Record excerpts →
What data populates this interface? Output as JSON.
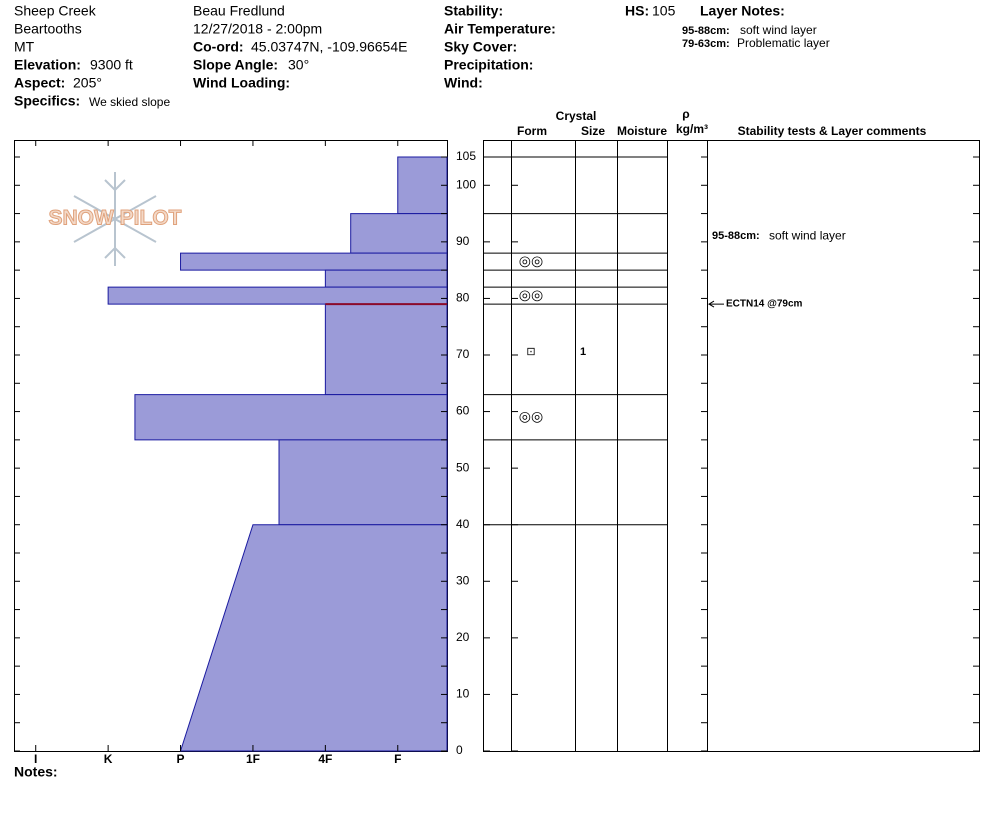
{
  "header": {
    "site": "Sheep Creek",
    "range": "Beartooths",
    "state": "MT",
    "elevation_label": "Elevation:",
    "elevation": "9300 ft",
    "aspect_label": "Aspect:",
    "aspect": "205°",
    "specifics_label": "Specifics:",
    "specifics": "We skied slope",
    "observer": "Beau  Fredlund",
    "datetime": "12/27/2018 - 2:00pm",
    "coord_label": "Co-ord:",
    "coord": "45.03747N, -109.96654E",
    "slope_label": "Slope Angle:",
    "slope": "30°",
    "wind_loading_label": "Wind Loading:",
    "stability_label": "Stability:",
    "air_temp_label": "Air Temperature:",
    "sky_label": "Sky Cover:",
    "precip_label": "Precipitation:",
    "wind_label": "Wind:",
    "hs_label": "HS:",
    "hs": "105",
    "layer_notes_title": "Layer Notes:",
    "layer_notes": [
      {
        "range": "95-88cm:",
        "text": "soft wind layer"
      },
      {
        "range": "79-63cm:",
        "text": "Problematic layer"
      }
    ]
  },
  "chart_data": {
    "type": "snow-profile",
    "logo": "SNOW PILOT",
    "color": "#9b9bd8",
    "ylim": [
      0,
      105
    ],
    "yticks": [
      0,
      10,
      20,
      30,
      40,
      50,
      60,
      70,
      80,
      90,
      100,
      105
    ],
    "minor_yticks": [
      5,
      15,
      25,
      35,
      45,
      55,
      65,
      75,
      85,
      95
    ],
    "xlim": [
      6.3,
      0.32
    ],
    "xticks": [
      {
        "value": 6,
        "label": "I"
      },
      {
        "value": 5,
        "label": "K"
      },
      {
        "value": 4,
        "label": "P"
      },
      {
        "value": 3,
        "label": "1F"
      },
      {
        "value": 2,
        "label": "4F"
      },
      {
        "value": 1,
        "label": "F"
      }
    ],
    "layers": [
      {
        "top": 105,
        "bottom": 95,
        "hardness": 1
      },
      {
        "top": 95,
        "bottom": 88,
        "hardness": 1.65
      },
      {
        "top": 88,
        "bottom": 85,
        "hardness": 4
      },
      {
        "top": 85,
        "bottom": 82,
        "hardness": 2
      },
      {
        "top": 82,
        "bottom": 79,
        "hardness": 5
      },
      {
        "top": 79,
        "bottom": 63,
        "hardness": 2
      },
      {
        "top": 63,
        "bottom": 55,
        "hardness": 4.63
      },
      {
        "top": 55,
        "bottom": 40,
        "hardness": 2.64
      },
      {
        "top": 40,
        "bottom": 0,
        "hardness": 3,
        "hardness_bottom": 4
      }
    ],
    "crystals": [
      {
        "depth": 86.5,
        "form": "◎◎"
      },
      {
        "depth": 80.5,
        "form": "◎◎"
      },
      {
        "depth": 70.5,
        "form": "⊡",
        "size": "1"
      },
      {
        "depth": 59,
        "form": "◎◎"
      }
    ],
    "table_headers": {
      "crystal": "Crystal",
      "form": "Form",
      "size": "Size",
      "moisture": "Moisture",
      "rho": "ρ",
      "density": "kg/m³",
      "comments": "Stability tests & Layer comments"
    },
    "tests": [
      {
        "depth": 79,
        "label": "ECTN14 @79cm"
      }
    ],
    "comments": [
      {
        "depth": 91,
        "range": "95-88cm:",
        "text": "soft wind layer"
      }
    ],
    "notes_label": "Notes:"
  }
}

==

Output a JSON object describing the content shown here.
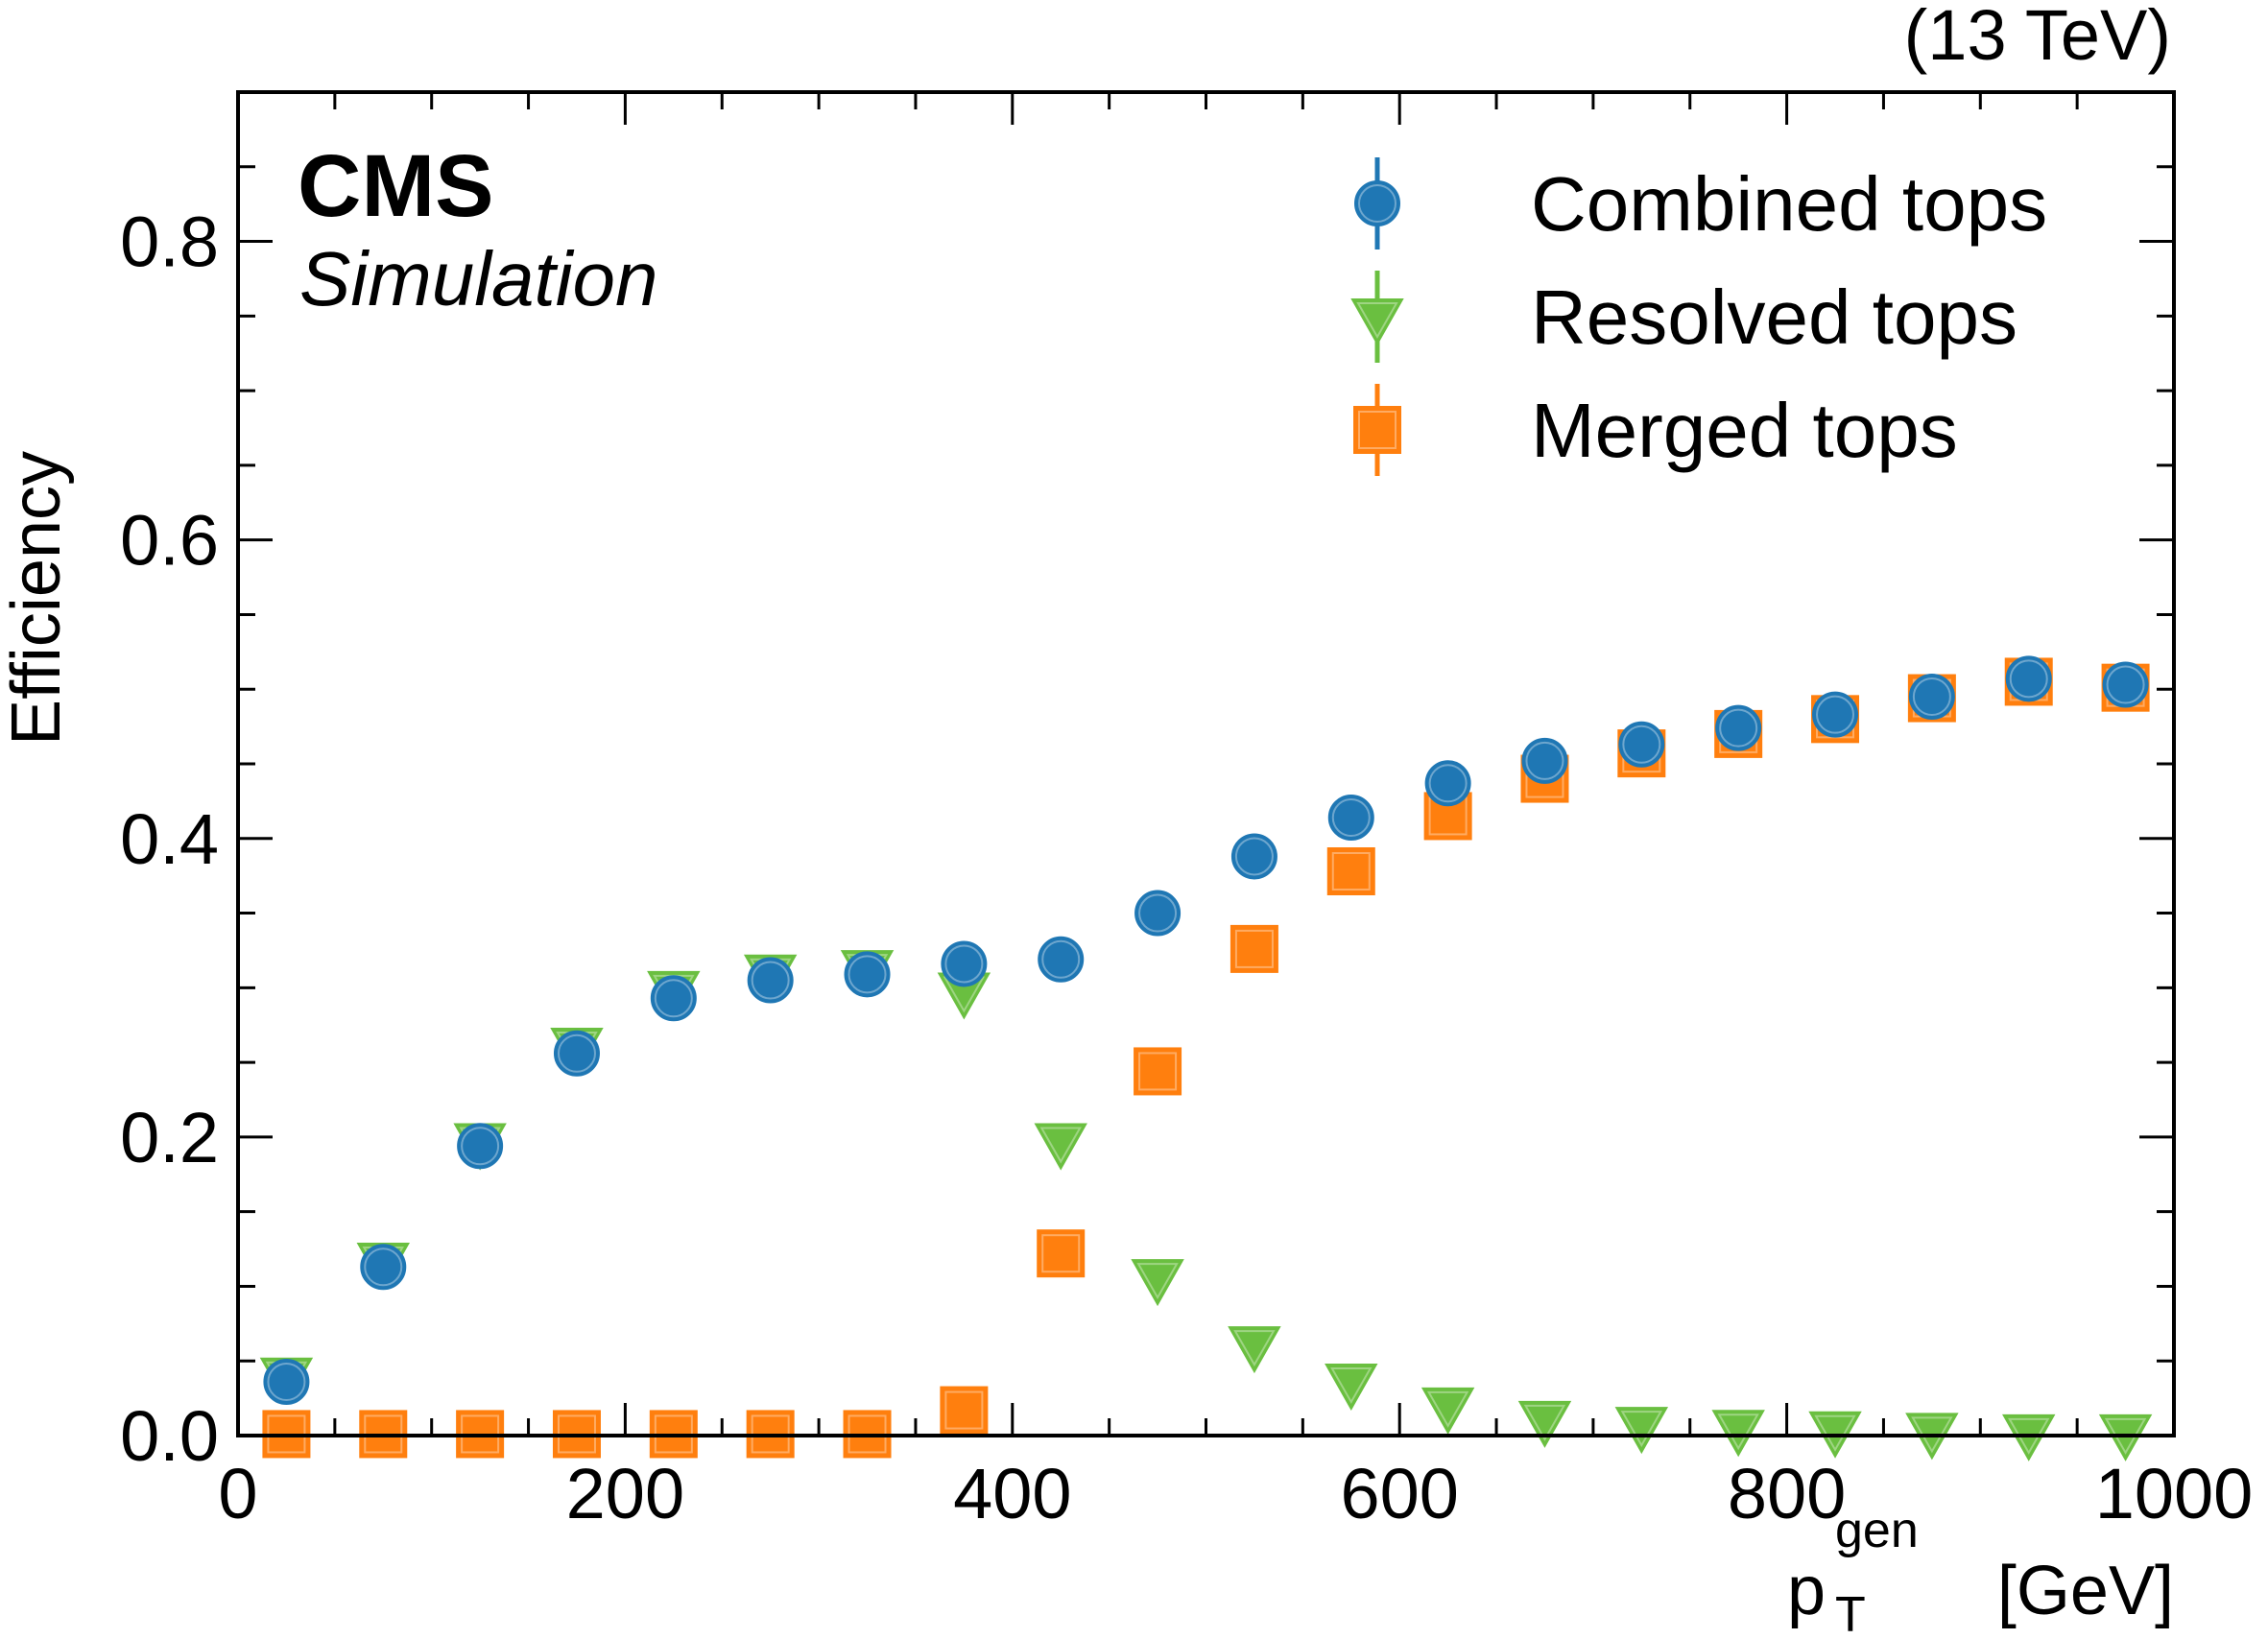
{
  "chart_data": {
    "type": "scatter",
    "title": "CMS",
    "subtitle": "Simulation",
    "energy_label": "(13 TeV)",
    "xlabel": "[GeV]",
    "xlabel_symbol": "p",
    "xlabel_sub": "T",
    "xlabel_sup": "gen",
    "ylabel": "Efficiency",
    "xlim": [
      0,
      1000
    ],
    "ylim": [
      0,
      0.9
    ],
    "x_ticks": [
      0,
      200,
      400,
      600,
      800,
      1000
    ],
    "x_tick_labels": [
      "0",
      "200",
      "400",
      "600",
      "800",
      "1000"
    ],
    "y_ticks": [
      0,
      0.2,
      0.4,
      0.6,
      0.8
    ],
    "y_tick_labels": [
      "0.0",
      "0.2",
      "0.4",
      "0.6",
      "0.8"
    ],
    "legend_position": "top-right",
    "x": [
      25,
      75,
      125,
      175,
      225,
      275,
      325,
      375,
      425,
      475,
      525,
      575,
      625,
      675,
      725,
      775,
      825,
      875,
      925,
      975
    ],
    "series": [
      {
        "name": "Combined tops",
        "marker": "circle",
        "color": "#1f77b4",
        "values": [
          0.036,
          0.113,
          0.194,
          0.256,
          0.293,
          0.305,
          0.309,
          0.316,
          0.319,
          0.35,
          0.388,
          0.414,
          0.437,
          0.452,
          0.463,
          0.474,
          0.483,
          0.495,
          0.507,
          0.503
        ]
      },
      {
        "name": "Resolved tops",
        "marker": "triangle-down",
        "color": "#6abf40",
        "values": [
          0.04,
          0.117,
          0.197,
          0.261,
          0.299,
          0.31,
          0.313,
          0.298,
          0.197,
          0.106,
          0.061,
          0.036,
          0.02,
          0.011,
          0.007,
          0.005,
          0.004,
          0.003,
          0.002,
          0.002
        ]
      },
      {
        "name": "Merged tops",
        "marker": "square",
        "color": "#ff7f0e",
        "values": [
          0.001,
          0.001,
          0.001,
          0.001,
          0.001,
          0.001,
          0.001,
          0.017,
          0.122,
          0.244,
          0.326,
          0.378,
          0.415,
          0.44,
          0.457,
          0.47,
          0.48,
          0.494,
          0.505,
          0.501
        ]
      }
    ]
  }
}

Required task → Identify each line in the records above that contains the word "marker", and copy it out in full.

Output →
        "marker": "circle",
        "marker": "triangle-down",
        "marker": "square",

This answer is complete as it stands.